DATASET RECORDS
════════════════════
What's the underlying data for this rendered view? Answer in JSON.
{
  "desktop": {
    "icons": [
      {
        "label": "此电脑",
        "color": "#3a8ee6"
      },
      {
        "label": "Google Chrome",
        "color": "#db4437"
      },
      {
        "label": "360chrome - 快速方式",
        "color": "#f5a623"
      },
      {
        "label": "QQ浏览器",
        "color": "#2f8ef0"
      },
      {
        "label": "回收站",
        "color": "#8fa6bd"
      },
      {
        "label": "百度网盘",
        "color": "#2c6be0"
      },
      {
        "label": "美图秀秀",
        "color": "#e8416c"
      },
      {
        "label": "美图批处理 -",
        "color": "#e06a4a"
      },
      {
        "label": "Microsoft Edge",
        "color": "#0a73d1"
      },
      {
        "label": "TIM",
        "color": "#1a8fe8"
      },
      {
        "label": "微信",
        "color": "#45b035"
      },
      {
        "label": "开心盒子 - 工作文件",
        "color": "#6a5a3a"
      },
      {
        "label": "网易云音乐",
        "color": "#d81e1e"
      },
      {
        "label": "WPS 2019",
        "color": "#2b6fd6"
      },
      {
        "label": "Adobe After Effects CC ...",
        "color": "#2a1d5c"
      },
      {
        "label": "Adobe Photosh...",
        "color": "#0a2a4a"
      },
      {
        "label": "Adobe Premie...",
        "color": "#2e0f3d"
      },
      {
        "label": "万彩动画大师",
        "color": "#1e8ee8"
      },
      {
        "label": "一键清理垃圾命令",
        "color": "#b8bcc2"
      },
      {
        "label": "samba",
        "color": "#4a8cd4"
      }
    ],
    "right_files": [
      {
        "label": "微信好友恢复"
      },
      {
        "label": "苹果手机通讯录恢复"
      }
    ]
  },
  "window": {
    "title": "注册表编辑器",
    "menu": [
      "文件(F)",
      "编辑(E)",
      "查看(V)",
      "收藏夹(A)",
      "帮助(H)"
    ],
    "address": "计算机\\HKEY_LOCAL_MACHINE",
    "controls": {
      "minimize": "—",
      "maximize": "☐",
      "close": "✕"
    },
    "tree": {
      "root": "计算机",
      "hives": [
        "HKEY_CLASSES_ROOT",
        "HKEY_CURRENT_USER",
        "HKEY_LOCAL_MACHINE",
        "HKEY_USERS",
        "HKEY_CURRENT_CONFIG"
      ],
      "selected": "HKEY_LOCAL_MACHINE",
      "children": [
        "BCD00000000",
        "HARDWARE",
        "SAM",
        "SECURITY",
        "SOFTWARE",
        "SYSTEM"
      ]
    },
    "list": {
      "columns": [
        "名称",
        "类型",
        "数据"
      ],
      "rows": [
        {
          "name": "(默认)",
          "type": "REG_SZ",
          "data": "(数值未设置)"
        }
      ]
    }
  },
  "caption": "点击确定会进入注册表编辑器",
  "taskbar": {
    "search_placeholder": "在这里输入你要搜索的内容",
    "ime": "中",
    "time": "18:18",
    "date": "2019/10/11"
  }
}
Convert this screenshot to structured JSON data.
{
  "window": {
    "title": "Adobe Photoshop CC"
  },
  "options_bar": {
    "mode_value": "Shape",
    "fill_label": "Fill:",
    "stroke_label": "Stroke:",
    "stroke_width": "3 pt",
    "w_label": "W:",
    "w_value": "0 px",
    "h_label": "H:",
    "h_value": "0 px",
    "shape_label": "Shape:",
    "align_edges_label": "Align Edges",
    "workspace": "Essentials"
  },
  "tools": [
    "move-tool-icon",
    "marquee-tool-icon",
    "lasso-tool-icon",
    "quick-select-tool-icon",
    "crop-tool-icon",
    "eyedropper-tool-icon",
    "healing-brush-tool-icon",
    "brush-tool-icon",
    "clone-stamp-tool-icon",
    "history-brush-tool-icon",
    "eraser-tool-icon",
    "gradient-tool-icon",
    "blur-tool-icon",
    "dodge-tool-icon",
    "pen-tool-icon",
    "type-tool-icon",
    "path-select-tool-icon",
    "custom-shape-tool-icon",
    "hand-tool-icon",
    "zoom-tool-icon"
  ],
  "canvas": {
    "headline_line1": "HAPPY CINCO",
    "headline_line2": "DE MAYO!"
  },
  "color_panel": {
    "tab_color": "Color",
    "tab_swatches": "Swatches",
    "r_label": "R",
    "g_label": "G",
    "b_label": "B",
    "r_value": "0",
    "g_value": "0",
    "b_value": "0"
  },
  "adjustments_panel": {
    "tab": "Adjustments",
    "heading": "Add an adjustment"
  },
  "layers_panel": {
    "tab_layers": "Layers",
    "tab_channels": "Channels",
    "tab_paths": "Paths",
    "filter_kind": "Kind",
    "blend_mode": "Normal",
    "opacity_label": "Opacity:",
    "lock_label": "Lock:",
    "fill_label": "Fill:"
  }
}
════════════════════
STATED EXERCISE
Go through the listing above and locate each line that holds the word "JSON". Copy those lines.

TASK RESULT
What's the underlying data for this rendered view? Answer in JSON.
Convert this screenshot to structured JSON data.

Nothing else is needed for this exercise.